### Job
Show every line that has the string "buying" in it.

### Raw data
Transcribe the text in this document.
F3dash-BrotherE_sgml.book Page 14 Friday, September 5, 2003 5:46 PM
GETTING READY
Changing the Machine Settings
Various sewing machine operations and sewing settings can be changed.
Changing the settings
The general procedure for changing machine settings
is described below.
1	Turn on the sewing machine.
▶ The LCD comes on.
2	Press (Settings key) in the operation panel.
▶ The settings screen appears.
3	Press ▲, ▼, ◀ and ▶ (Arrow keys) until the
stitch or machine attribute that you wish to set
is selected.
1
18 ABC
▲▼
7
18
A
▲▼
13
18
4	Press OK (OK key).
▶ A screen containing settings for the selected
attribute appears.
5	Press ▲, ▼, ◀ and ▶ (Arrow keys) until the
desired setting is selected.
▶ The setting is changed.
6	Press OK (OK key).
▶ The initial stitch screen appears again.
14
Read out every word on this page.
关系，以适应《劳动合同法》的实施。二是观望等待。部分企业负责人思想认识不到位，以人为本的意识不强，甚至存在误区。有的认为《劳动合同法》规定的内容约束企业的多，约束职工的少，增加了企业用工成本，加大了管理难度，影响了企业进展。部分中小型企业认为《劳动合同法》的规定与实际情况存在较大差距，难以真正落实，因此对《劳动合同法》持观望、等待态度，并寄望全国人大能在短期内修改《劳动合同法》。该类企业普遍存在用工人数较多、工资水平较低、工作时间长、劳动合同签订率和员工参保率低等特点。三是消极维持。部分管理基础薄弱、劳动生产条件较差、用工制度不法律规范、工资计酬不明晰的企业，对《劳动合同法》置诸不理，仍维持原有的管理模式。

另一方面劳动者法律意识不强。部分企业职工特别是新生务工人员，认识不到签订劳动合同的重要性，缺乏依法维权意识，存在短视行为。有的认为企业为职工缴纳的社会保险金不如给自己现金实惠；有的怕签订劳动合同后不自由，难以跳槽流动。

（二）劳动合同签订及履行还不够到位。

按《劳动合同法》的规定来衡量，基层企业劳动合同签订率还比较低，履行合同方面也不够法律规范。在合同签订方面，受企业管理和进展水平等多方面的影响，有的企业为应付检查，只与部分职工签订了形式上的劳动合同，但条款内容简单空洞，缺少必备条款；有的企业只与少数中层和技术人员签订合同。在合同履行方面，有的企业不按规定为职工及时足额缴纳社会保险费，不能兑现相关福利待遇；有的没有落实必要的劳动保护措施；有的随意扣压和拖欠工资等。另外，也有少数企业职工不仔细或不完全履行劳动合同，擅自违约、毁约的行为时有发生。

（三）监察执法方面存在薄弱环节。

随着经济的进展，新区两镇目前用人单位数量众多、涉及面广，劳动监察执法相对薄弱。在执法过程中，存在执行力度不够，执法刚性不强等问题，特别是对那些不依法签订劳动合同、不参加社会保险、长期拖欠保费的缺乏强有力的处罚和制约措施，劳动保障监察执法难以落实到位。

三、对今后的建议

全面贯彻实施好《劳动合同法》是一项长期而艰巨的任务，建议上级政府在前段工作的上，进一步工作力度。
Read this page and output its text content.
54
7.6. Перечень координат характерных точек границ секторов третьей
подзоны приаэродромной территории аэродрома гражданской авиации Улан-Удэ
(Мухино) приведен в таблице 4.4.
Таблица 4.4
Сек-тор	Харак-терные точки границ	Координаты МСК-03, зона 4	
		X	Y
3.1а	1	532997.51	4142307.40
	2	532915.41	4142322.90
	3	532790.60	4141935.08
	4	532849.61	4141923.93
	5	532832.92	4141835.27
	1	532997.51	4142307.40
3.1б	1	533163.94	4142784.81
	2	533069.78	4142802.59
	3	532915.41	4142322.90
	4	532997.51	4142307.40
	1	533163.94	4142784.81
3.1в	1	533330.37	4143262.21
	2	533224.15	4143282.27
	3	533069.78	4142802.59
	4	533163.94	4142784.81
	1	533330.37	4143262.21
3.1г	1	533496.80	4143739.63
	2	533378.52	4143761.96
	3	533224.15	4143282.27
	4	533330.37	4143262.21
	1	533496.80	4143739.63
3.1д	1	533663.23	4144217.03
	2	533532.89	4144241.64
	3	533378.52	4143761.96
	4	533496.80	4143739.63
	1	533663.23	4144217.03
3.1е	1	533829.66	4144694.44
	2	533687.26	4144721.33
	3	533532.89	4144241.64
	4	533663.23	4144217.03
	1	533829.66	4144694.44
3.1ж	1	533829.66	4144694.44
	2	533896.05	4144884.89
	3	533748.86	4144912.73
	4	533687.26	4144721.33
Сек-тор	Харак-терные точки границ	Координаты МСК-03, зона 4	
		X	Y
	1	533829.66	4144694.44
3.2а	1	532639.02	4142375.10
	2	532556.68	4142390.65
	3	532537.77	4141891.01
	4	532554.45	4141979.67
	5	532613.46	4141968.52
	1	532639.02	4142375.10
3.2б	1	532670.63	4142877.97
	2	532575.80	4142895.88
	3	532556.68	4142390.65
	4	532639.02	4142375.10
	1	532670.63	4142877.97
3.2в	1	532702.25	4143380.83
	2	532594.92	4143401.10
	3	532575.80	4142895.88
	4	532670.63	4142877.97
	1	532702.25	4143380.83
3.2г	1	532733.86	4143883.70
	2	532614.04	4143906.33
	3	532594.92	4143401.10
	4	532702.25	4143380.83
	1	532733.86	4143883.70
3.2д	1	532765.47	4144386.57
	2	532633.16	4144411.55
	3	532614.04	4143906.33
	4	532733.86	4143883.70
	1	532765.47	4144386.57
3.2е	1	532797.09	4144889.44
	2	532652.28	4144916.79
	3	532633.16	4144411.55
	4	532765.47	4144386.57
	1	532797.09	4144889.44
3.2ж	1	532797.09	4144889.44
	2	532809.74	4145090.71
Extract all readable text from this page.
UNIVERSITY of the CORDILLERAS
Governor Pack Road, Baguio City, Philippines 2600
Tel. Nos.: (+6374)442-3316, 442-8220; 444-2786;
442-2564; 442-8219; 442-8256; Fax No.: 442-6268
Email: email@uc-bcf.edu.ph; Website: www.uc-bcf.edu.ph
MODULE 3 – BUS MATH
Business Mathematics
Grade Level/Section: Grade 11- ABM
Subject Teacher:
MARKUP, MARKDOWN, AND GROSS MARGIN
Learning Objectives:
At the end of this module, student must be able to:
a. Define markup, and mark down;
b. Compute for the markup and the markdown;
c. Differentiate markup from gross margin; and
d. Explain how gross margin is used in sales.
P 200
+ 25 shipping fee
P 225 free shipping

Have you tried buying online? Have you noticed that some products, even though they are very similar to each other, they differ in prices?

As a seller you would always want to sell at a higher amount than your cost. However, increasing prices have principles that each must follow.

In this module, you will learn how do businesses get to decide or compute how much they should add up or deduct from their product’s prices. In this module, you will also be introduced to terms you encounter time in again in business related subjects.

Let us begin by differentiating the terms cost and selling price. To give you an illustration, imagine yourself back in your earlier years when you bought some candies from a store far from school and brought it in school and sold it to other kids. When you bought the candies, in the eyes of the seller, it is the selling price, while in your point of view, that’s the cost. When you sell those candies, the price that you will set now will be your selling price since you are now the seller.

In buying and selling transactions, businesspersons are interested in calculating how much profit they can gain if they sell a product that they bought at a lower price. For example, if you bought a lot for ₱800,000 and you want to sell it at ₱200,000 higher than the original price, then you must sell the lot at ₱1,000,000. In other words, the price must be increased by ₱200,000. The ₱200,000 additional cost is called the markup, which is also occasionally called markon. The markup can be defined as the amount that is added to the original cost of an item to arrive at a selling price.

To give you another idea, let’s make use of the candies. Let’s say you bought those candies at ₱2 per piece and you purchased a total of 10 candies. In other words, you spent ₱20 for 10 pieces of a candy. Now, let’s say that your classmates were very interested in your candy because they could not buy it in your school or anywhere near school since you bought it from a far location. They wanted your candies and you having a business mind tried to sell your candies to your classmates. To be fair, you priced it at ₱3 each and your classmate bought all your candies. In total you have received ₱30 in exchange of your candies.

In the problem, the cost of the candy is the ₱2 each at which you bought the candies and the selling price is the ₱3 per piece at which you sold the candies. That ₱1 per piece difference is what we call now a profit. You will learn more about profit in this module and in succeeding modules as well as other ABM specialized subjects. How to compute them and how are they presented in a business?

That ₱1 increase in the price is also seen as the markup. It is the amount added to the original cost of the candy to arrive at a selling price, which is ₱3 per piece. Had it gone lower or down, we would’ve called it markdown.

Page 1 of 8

### The result
Have you tried buying online? Have you noticed that some products, even though they are very similar to each other, they differ in prices?
In buying and selling transactions, businesspersons are interested in calculating how much profit they can gain if they sell a product that they bought at a lower price. For example, if you bought a lot for ₱800,000 and you want to sell it at ₱200,000 higher than the original price, then you must sell the lot at ₱1,000,000. In other words, the price must be increased by ₱200,000. The ₱200,000 additional cost is called the markup, which is also occasionally called markon. The markup can be defined as the amount that is added to the original cost of an item to arrive at a selling price.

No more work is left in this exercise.